What needs to be done:
Reproduce the entries exactly.

====

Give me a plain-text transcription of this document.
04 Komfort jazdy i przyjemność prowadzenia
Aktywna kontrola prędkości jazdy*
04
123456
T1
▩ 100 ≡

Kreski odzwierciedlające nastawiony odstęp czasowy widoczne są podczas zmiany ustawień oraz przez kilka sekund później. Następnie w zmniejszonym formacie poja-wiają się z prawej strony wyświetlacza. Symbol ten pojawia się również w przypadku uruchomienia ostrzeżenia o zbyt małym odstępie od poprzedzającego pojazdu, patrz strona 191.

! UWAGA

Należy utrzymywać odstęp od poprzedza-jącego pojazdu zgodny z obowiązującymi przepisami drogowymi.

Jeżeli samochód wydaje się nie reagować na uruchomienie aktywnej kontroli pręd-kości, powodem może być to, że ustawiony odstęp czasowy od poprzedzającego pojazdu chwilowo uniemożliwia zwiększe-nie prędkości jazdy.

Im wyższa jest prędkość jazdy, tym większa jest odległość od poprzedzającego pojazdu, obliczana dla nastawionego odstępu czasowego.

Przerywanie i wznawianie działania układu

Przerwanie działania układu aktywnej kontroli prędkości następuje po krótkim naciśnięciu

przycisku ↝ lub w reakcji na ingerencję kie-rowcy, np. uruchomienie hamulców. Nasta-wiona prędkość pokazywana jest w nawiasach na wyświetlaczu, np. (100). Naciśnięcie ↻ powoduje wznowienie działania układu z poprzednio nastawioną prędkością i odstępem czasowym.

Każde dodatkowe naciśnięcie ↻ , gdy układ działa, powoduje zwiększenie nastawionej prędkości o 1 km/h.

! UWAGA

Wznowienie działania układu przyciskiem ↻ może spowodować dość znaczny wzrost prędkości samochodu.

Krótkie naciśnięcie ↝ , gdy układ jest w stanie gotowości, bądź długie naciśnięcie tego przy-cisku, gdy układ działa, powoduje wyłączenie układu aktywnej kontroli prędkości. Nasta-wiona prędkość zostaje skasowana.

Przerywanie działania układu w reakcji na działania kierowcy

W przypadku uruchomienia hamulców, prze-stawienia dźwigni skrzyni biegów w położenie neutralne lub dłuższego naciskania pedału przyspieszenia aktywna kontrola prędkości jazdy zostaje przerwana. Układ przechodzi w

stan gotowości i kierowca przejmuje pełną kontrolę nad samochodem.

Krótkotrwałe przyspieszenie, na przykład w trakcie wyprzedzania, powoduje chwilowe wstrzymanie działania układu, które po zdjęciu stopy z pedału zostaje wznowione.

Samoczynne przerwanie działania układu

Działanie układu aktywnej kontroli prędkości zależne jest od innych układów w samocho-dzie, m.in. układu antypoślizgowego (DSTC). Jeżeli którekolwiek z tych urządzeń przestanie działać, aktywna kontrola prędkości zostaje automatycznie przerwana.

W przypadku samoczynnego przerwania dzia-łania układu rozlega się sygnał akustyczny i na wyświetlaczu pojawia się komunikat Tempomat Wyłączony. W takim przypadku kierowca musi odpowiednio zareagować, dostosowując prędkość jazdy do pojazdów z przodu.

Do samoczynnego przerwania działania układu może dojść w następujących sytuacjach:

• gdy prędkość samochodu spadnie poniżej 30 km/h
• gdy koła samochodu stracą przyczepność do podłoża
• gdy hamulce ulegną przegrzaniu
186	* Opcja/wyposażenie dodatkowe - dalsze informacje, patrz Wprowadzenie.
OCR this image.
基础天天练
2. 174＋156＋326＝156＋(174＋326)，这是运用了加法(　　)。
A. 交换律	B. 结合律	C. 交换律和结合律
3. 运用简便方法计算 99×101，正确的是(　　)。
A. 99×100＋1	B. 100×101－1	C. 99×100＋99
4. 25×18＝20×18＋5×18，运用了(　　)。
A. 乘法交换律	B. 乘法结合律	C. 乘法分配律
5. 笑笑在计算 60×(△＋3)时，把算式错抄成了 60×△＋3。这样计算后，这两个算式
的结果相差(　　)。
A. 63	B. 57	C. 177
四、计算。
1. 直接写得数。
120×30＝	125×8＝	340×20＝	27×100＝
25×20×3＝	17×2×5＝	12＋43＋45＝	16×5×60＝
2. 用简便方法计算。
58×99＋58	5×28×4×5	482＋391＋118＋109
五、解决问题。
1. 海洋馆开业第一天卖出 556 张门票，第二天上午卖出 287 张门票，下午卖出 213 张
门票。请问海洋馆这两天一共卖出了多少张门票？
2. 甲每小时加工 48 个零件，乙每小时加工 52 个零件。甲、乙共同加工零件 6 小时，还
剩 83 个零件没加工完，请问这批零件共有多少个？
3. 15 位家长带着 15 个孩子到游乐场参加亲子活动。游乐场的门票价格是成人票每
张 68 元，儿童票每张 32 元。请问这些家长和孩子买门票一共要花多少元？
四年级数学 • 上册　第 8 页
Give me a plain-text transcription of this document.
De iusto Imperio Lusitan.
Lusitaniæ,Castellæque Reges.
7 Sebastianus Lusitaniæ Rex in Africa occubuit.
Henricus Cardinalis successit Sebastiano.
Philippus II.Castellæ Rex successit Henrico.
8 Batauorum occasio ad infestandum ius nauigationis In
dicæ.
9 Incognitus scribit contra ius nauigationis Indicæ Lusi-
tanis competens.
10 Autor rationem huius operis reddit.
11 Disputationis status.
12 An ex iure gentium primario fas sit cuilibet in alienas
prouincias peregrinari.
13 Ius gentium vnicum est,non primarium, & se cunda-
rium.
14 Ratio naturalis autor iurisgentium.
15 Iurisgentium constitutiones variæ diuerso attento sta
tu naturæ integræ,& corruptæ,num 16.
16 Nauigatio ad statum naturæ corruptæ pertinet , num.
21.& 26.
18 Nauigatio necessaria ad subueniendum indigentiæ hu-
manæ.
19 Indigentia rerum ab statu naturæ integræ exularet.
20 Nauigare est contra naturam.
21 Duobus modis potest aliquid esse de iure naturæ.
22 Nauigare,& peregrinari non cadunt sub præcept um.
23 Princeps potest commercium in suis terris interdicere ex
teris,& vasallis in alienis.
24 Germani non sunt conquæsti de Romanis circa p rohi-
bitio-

====

The completed task:
Give me a plain-text transcription of this document.
04 Komfort jazdy i przyjemność prowadzenia
Aktywna kontrola prędkości jazdy*
04
123456
T1
▩ 100 ≡

Kreski odzwierciedlające nastawiony odstęp czasowy widoczne są podczas zmiany ustawień oraz przez kilka sekund później. Następnie w zmniejszonym formacie poja-wiają się z prawej strony wyświetlacza. Symbol ten pojawia się również w przypadku uruchomienia ostrzeżenia o zbyt małym odstępie od poprzedzającego pojazdu, patrz strona 191.

! UWAGA

Należy utrzymywać odstęp od poprzedza-jącego pojazdu zgodny z obowiązującymi przepisami drogowymi.

Jeżeli samochód wydaje się nie reagować na uruchomienie aktywnej kontroli pręd-kości, powodem może być to, że ustawiony odstęp czasowy od poprzedzającego pojazdu chwilowo uniemożliwia zwiększe-nie prędkości jazdy.

Im wyższa jest prędkość jazdy, tym większa jest odległość od poprzedzającego pojazdu, obliczana dla nastawionego odstępu czasowego.

Przerywanie i wznawianie działania układu

Przerwanie działania układu aktywnej kontroli prędkości następuje po krótkim naciśnięciu

przycisku ↝ lub w reakcji na ingerencję kie-rowcy, np. uruchomienie hamulców. Nasta-wiona prędkość pokazywana jest w nawiasach na wyświetlaczu, np. (100). Naciśnięcie ↻ powoduje wznowienie działania układu z poprzednio nastawioną prędkością i odstępem czasowym.

Każde dodatkowe naciśnięcie ↻ , gdy układ działa, powoduje zwiększenie nastawionej prędkości o 1 km/h.

! UWAGA

Wznowienie działania układu przyciskiem ↻ może spowodować dość znaczny wzrost prędkości samochodu.

Krótkie naciśnięcie ↝ , gdy układ jest w stanie gotowości, bądź długie naciśnięcie tego przy-cisku, gdy układ działa, powoduje wyłączenie układu aktywnej kontroli prędkości. Nasta-wiona prędkość zostaje skasowana.

Przerywanie działania układu w reakcji na działania kierowcy

W przypadku uruchomienia hamulców, prze-stawienia dźwigni skrzyni biegów w położenie neutralne lub dłuższego naciskania pedału przyspieszenia aktywna kontrola prędkości jazdy zostaje przerwana. Układ przechodzi w

stan gotowości i kierowca przejmuje pełną kontrolę nad samochodem.

Krótkotrwałe przyspieszenie, na przykład w trakcie wyprzedzania, powoduje chwilowe wstrzymanie działania układu, które po zdjęciu stopy z pedału zostaje wznowione.

Samoczynne przerwanie działania układu

Działanie układu aktywnej kontroli prędkości zależne jest od innych układów w samocho-dzie, m.in. układu antypoślizgowego (DSTC). Jeżeli którekolwiek z tych urządzeń przestanie działać, aktywna kontrola prędkości zostaje automatycznie przerwana.

W przypadku samoczynnego przerwania dzia-łania układu rozlega się sygnał akustyczny i na wyświetlaczu pojawia się komunikat Tempomat Wyłączony. W takim przypadku kierowca musi odpowiednio zareagować, dostosowując prędkość jazdy do pojazdów z przodu.

Do samoczynnego przerwania działania układu może dojść w następujących sytuacjach:

• gdy prędkość samochodu spadnie poniżej 30 km/h
• gdy koła samochodu stracą przyczepność do podłoża
• gdy hamulce ulegną przegrzaniu
186	* Opcja/wyposażenie dodatkowe - dalsze informacje, patrz Wprowadzenie.
OCR this image.
基础天天练
2. 174＋156＋326＝156＋(174＋326)，这是运用了加法(　　)。
A. 交换律	B. 结合律	C. 交换律和结合律
3. 运用简便方法计算 99×101，正确的是(　　)。
A. 99×100＋1	B. 100×101－1	C. 99×100＋99
4. 25×18＝20×18＋5×18，运用了(　　)。
A. 乘法交换律	B. 乘法结合律	C. 乘法分配律
5. 笑笑在计算 60×(△＋3)时，把算式错抄成了 60×△＋3。这样计算后，这两个算式
的结果相差(　　)。
A. 63	B. 57	C. 177
四、计算。
1. 直接写得数。
120×30＝	125×8＝	340×20＝	27×100＝
25×20×3＝	17×2×5＝	12＋43＋45＝	16×5×60＝
2. 用简便方法计算。
58×99＋58	5×28×4×5	482＋391＋118＋109
五、解决问题。
1. 海洋馆开业第一天卖出 556 张门票，第二天上午卖出 287 张门票，下午卖出 213 张
门票。请问海洋馆这两天一共卖出了多少张门票？
2. 甲每小时加工 48 个零件，乙每小时加工 52 个零件。甲、乙共同加工零件 6 小时，还
剩 83 个零件没加工完，请问这批零件共有多少个？
3. 15 位家长带着 15 个孩子到游乐场参加亲子活动。游乐场的门票价格是成人票每
张 68 元，儿童票每张 32 元。请问这些家长和孩子买门票一共要花多少元？
四年级数学 • 上册　第 8 页
Give me a plain-text transcription of this document.
De iusto Imperio Lusitan.
Lusitaniæ,Castellæque Reges.
7 Sebastianus Lusitaniæ Rex in Africa occubuit.
Henricus Cardinalis successit Sebastiano.
Philippus II.Castellæ Rex successit Henrico.
8 Batauorum occasio ad infestandum ius nauigationis In
dicæ.
9 Incognitus scribit contra ius nauigationis Indicæ Lusi-
tanis competens.
10 Autor rationem huius operis reddit.
11 Disputationis status.
12 An ex iure gentium primario fas sit cuilibet in alienas
prouincias peregrinari.
13 Ius gentium vnicum est,non primarium, & se cunda-
rium.
14 Ratio naturalis autor iurisgentium.
15 Iurisgentium constitutiones variæ diuerso attento sta
tu naturæ integræ,& corruptæ,num 16.
16 Nauigatio ad statum naturæ corruptæ pertinet , num.
21.& 26.
18 Nauigatio necessaria ad subueniendum indigentiæ hu-
manæ.
19 Indigentia rerum ab statu naturæ integræ exularet.
20 Nauigare est contra naturam.
21 Duobus modis potest aliquid esse de iure naturæ.
22 Nauigare,& peregrinari non cadunt sub præcept um.
23 Princeps potest commercium in suis terris interdicere ex
teris,& vasallis in alienis.
24 Germani non sunt conquæsti de Romanis circa p rohi-
bitio-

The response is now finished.